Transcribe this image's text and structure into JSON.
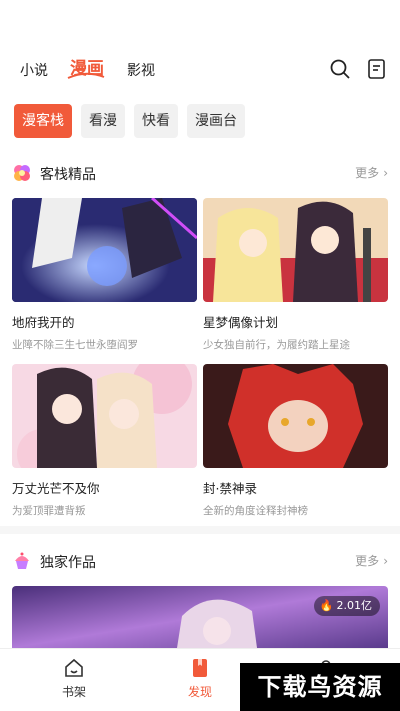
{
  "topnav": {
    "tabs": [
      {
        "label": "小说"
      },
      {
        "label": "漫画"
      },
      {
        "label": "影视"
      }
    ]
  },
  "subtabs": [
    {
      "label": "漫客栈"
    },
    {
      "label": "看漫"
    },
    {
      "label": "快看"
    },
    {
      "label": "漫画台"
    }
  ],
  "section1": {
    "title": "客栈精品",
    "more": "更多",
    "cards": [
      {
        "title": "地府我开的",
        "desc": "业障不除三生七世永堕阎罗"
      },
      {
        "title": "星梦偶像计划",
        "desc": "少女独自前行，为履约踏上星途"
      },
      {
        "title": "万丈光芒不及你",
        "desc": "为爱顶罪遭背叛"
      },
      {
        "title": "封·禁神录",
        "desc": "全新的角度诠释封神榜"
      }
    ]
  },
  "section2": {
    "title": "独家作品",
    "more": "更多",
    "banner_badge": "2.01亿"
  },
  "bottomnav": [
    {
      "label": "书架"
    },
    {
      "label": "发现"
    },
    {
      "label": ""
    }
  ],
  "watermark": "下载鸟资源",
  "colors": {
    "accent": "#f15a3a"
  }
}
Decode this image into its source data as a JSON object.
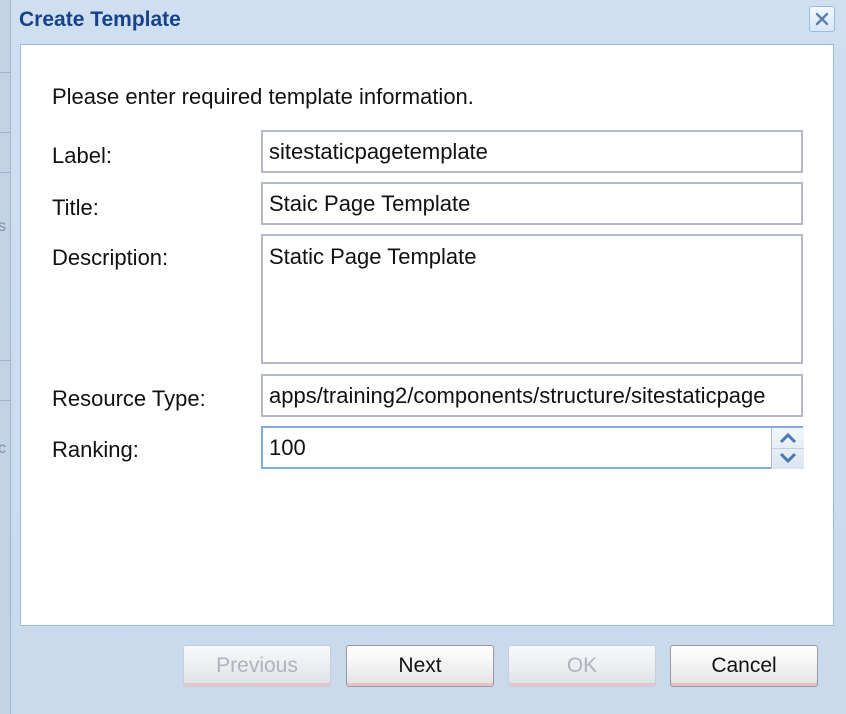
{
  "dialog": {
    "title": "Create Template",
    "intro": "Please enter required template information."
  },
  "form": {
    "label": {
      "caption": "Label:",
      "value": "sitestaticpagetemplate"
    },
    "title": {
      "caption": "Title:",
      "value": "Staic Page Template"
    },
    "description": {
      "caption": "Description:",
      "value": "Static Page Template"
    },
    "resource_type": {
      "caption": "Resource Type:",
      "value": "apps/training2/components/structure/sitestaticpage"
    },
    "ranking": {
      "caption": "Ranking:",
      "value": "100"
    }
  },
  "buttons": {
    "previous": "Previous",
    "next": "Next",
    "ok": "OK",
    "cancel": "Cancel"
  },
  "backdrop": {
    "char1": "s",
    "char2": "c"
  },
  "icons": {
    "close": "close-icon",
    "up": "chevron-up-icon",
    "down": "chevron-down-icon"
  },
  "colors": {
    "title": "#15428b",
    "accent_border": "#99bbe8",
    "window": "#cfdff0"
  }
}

--

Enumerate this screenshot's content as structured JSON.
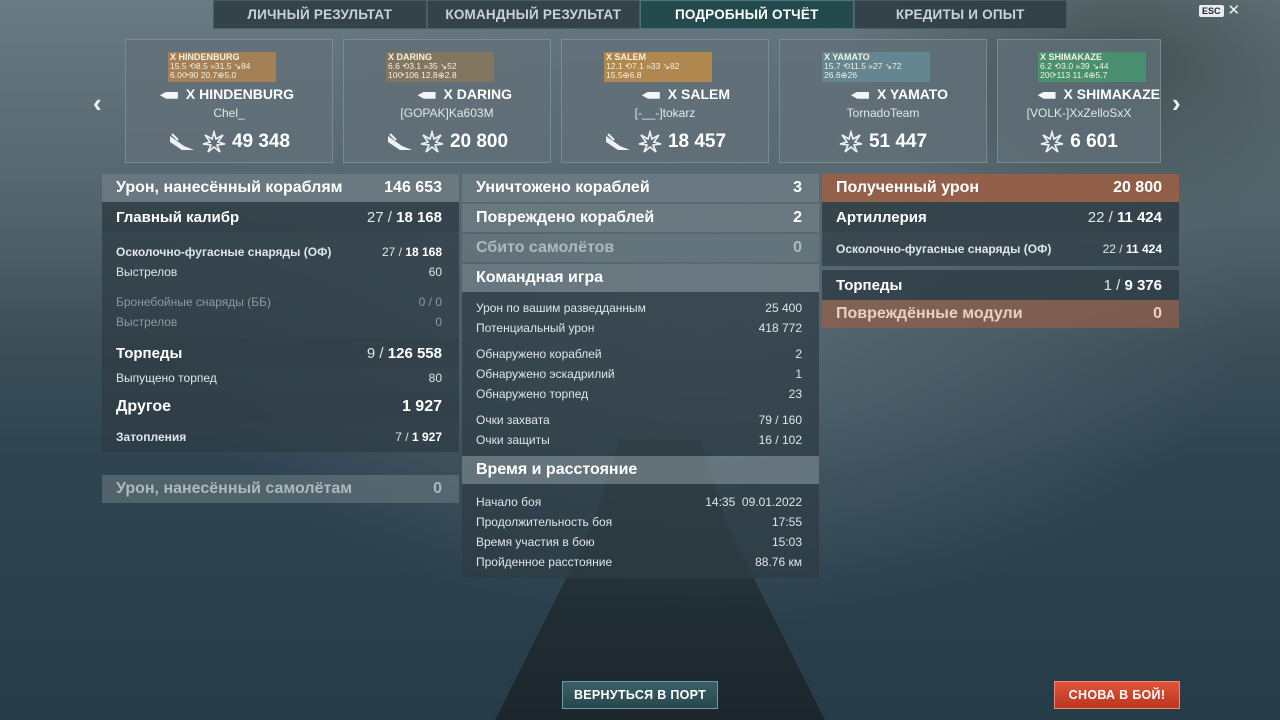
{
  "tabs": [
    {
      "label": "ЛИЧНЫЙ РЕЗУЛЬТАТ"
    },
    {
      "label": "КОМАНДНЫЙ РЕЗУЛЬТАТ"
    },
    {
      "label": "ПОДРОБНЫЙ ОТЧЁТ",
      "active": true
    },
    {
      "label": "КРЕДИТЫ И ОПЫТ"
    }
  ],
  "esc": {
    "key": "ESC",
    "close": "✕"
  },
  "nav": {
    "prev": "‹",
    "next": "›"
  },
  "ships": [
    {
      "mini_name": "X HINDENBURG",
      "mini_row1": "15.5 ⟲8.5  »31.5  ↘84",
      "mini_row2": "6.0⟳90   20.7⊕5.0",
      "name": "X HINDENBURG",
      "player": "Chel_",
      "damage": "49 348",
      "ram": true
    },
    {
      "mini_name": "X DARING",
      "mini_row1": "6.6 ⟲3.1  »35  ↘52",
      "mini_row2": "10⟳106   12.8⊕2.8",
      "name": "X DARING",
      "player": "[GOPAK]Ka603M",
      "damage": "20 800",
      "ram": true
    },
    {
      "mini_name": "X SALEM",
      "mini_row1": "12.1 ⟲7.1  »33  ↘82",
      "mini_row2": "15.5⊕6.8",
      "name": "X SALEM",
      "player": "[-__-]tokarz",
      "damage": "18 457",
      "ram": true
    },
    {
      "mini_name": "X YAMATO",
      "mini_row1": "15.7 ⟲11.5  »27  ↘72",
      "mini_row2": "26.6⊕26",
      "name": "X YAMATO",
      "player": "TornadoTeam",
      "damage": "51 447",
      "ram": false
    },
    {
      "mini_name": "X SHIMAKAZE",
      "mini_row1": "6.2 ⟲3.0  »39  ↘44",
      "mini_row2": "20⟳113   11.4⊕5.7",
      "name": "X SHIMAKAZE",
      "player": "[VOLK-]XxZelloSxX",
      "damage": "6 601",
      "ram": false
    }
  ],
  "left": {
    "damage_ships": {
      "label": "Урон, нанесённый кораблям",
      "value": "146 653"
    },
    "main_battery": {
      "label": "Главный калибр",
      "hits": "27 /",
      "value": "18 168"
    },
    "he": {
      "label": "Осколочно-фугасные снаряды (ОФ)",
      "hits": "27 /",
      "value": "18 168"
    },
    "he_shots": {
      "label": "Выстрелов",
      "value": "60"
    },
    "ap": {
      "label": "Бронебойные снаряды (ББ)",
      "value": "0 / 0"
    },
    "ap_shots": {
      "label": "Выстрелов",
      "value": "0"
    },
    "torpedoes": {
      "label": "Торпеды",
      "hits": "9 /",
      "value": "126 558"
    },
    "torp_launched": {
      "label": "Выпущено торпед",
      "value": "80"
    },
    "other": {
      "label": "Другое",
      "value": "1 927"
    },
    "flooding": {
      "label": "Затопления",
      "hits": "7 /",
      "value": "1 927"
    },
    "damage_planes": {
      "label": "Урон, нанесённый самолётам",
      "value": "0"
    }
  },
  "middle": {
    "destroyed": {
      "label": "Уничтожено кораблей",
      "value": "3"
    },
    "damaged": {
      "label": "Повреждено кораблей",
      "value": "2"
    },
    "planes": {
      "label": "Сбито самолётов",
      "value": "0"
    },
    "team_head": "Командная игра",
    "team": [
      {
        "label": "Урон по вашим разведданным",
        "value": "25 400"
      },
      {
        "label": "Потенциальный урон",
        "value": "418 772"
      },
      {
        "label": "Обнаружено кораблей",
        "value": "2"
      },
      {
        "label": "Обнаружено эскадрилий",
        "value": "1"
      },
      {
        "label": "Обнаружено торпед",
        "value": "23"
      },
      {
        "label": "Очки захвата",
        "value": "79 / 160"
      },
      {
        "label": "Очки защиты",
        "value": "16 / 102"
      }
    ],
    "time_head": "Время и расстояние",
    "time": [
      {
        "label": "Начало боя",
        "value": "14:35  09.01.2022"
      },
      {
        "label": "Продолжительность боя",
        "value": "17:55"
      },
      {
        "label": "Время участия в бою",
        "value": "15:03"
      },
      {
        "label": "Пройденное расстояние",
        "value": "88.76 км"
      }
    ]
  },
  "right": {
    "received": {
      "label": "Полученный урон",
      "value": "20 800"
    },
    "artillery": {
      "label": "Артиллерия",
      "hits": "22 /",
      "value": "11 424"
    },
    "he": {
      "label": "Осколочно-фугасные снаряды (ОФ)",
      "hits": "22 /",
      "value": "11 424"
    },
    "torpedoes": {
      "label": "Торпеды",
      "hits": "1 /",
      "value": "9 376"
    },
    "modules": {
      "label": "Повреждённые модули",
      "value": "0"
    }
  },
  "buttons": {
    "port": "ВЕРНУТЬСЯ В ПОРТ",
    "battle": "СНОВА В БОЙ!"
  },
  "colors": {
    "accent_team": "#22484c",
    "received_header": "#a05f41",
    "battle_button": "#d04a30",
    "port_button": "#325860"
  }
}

* **OBJECTIVE**:
Pull out each line containing the word "player" and copy it.

* **RIGHT ANSWER**:
      "player": "Chel_",
      "player": "[GOPAK]Ka603M",
      "player": "[-__-]tokarz",
      "player": "TornadoTeam",
      "player": "[VOLK-]XxZelloSxX",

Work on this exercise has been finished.